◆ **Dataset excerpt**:

◆ ◆ ◆ ◆ ◆

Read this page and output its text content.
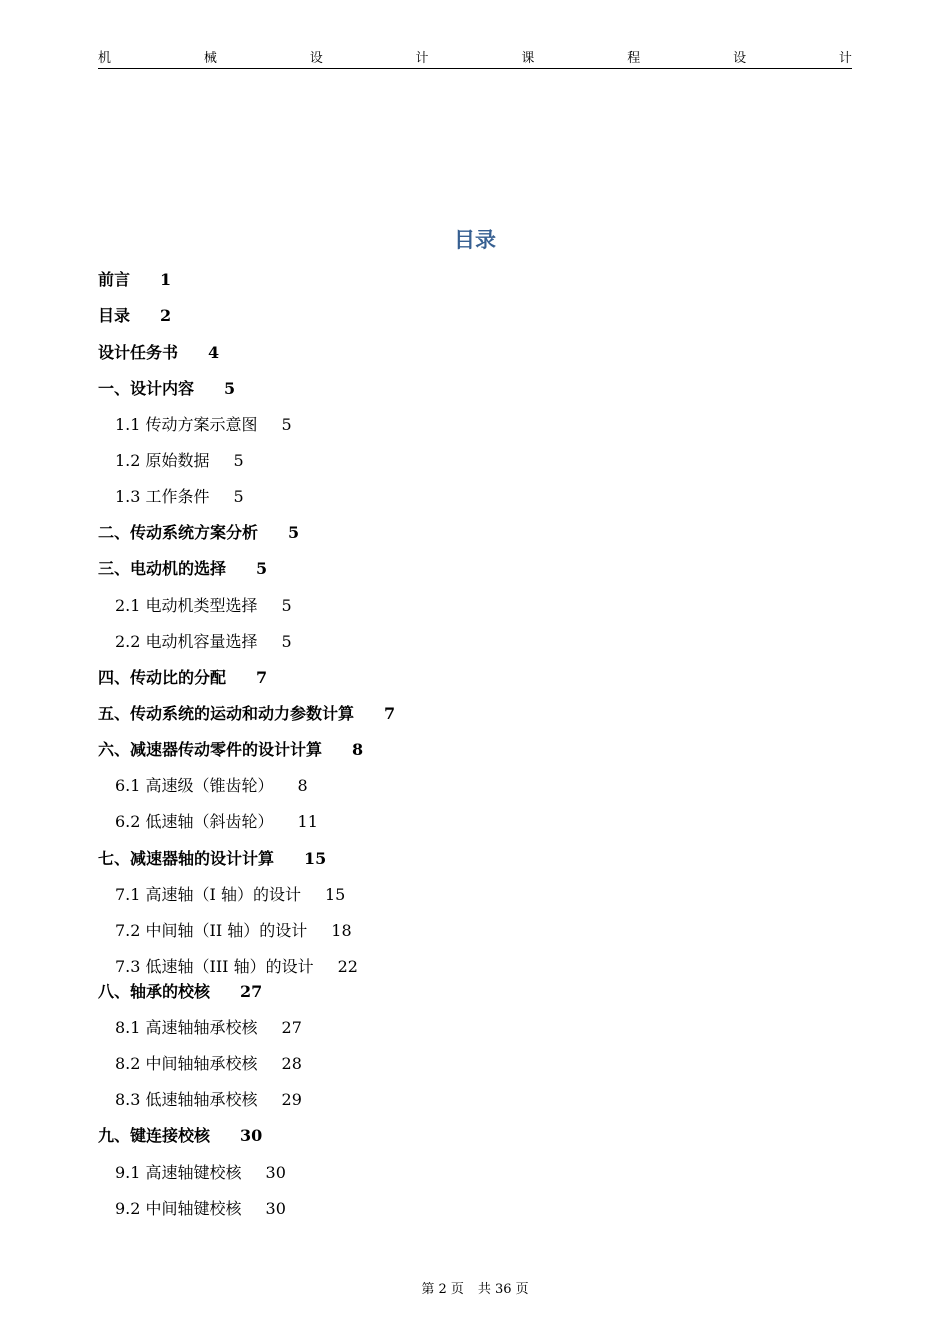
机	械	设	计	课	程	设	计
目录
前言 1
目录 2
设计任务书 4
一、设计内容 5
1.1 传动方案示意图 5
1.2 原始数据 5
1.3 工作条件 5
二、传动系统方案分析 5
三、电动机的选择 5
2.1 电动机类型选择 5
2.2 电动机容量选择 5
四、传动比的分配 7
五、传动系统的运动和动力参数计算 7
六、减速器传动零件的设计计算 8
6.1 高速级（锥齿轮） 8
6.2 低速轴（斜齿轮） 11
七、减速器轴的设计计算 15
7.1 高速轴（I 轴）的设计 15
7.2 中间轴（II 轴）的设计 18
7.3 低速轴（III 轴）的设计 22
八、轴承的校核 27
8.1 高速轴轴承校核 27
8.2 中间轴轴承校核 28
8.3 低速轴轴承校核 29
九、键连接校核 30
9.1 高速轴键校核 30
9.2 中间轴键校核 30
第 2 页 共 36 页
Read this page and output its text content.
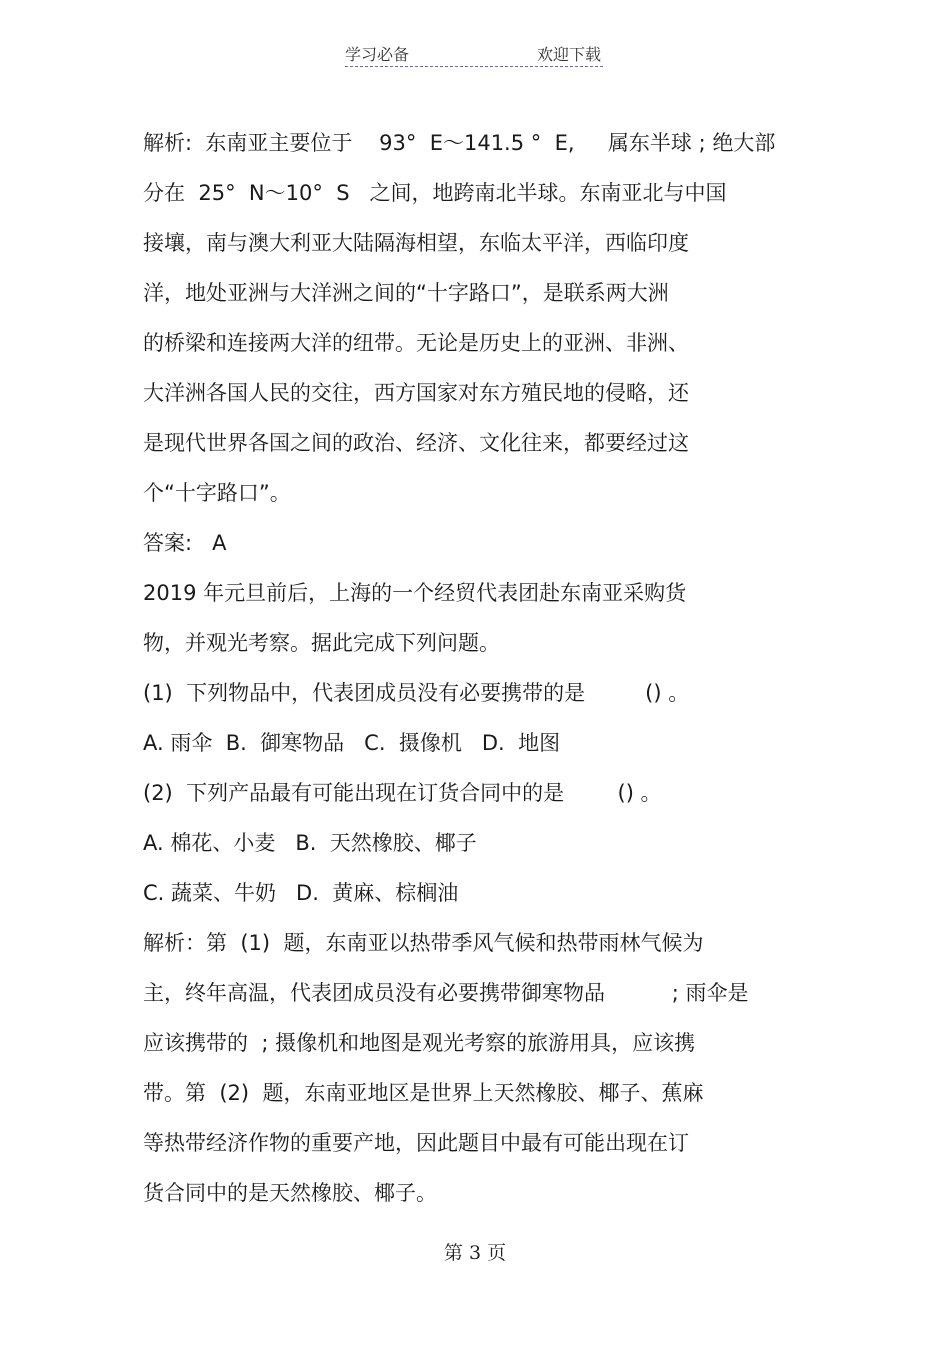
学习必备	欢迎下载
解析:  东南亚主要位于    93°  E～141.5 °  E,     属东半球 ; 绝大部
分在  25°  N～10°  S   之间，地跨南北半球。东南亚北与中国
接壤，南与澳大利亚大陆隔海相望，东临太平洋，西临印度
洋，地处亚洲与大洋洲之间的“十字路口”，是联系两大洲
的桥梁和连接两大洋的纽带。无论是历史上的亚洲、非洲、
大洋洲各国人民的交往，西方国家对东方殖民地的侵略，还
是现代世界各国之间的政治、经济、文化往来，都要经过这
个“十字路口”。
答案:   A
2019 年元旦前后，上海的一个经贸代表团赴东南亚采购货
物，并观光考察。据此完成下列问题。
(1)  下列物品中，代表团成员没有必要携带的是         () 。
A. 雨伞  B.  御寒物品   C.  摄像机   D.  地图
(2)  下列产品最有可能出现在订货合同中的是        () 。
A. 棉花、小麦   B.  天然橡胶、椰子
C. 蔬菜、牛奶   D.  黄麻、棕榈油
解析：第  (1)  题，东南亚以热带季风气候和热带雨林气候为
主，终年高温，代表团成员没有必要携带御寒物品          ; 雨伞是
应该携带的  ; 摄像机和地图是观光考察的旅游用具，应该携
带。第  (2)  题，东南亚地区是世界上天然橡胶、椰子、蕉麻
等热带经济作物的重要产地，因此题目中最有可能出现在订
货合同中的是天然橡胶、椰子。
第 3 页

◆ ◆ ◆ ◆ ◆

◆ **GIVEN INSTRUCTION**: The listing above must be printed again exactly, minus its pictures.

◆ **SOLUTION TO THIS PROBLEM**:
Read this page and output its text content.
机	械	设	计	课	程	设	计
目录
前言 1
目录 2
设计任务书 4
一、设计内容 5
1.1 传动方案示意图 5
1.2 原始数据 5
1.3 工作条件 5
二、传动系统方案分析 5
三、电动机的选择 5
2.1 电动机类型选择 5
2.2 电动机容量选择 5
四、传动比的分配 7
五、传动系统的运动和动力参数计算 7
六、减速器传动零件的设计计算 8
6.1 高速级（锥齿轮） 8
6.2 低速轴（斜齿轮） 11
七、减速器轴的设计计算 15
7.1 高速轴（I 轴）的设计 15
7.2 中间轴（II 轴）的设计 18
7.3 低速轴（III 轴）的设计 22
八、轴承的校核 27
8.1 高速轴轴承校核 27
8.2 中间轴轴承校核 28
8.3 低速轴轴承校核 29
九、键连接校核 30
9.1 高速轴键校核 30
9.2 中间轴键校核 30
第 2 页 共 36 页
Read this page and output its text content.
学习必备	欢迎下载
解析:  东南亚主要位于    93°  E～141.5 °  E,     属东半球 ; 绝大部
分在  25°  N～10°  S   之间，地跨南北半球。东南亚北与中国
接壤，南与澳大利亚大陆隔海相望，东临太平洋，西临印度
洋，地处亚洲与大洋洲之间的“十字路口”，是联系两大洲
的桥梁和连接两大洋的纽带。无论是历史上的亚洲、非洲、
大洋洲各国人民的交往，西方国家对东方殖民地的侵略，还
是现代世界各国之间的政治、经济、文化往来，都要经过这
个“十字路口”。
答案:   A
2019 年元旦前后，上海的一个经贸代表团赴东南亚采购货
物，并观光考察。据此完成下列问题。
(1)  下列物品中，代表团成员没有必要携带的是         () 。
A. 雨伞  B.  御寒物品   C.  摄像机   D.  地图
(2)  下列产品最有可能出现在订货合同中的是        () 。
A. 棉花、小麦   B.  天然橡胶、椰子
C. 蔬菜、牛奶   D.  黄麻、棕榈油
解析：第  (1)  题，东南亚以热带季风气候和热带雨林气候为
主，终年高温，代表团成员没有必要携带御寒物品          ; 雨伞是
应该携带的  ; 摄像机和地图是观光考察的旅游用具，应该携
带。第  (2)  题，东南亚地区是世界上天然橡胶、椰子、蕉麻
等热带经济作物的重要产地，因此题目中最有可能出现在订
货合同中的是天然橡胶、椰子。
第 3 页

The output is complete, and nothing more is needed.